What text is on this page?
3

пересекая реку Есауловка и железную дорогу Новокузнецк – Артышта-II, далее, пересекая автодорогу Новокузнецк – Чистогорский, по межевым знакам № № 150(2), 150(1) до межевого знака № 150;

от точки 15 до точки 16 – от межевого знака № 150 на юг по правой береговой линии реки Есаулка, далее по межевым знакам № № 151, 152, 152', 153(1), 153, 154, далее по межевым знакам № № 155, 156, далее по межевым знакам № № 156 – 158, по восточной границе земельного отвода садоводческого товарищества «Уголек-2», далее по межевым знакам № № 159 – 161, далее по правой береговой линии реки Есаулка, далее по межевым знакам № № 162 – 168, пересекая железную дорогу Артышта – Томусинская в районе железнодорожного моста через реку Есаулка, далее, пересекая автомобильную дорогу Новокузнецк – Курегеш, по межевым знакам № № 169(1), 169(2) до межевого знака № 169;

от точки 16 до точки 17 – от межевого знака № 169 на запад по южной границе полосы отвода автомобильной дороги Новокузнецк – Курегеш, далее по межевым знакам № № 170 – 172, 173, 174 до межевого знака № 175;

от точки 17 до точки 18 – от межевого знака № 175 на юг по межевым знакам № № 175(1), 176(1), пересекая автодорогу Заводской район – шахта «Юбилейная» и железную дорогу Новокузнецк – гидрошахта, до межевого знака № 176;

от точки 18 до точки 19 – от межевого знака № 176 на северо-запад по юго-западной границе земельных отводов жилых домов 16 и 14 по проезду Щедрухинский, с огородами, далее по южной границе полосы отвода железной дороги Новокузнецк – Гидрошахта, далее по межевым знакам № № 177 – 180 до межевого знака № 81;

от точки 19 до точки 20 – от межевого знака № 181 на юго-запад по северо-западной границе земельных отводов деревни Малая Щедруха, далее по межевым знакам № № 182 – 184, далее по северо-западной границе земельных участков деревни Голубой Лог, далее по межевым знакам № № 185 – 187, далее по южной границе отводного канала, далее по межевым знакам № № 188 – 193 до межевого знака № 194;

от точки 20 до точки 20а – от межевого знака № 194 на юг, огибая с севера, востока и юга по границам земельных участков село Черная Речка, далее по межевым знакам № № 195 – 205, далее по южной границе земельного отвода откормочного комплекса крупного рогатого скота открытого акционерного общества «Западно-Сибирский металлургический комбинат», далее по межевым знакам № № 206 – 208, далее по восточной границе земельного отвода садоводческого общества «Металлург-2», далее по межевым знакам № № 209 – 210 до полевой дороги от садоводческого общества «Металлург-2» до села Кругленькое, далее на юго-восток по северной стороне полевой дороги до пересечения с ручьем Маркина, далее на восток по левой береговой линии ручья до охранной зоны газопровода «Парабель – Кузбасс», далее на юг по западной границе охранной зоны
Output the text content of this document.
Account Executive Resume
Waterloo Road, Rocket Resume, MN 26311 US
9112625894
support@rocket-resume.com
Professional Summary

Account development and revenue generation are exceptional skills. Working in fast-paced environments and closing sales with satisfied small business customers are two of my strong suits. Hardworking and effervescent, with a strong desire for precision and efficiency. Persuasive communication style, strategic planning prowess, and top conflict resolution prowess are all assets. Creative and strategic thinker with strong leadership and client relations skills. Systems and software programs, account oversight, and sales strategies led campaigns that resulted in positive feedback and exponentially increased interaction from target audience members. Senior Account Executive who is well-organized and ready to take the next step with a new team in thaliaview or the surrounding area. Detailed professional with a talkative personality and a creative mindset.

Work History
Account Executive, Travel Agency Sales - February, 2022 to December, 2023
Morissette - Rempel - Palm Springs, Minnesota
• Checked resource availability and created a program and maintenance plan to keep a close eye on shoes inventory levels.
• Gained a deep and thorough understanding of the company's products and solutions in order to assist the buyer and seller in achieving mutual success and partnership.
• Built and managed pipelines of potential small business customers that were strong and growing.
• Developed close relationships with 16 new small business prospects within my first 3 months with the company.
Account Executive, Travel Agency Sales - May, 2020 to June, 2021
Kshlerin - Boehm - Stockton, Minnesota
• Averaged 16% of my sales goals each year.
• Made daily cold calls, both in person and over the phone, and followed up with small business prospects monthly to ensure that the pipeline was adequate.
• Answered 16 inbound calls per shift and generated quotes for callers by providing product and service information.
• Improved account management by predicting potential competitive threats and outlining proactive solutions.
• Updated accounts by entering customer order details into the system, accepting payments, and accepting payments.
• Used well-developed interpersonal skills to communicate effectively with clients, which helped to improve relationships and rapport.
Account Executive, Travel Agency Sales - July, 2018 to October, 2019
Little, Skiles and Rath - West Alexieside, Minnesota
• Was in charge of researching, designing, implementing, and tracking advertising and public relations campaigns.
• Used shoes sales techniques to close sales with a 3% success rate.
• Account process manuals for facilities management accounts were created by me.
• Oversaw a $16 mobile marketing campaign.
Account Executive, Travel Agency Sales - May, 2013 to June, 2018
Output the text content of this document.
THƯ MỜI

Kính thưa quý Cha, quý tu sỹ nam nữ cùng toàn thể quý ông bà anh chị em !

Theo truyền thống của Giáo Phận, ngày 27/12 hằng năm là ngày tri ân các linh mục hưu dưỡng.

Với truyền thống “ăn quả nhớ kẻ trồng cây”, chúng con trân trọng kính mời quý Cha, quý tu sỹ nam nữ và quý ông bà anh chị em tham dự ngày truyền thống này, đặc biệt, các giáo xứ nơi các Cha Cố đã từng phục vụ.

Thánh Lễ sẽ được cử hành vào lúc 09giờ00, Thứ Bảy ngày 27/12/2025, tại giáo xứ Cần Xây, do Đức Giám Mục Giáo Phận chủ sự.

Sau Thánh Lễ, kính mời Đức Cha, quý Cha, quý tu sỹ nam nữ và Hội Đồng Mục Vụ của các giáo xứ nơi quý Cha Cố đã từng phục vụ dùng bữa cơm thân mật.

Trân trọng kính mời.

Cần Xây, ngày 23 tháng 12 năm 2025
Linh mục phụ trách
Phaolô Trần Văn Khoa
■ ■ ■ ■ ■ ■ ■
Go through the material above and count the lines that contain "created"; answer with the number alone.

2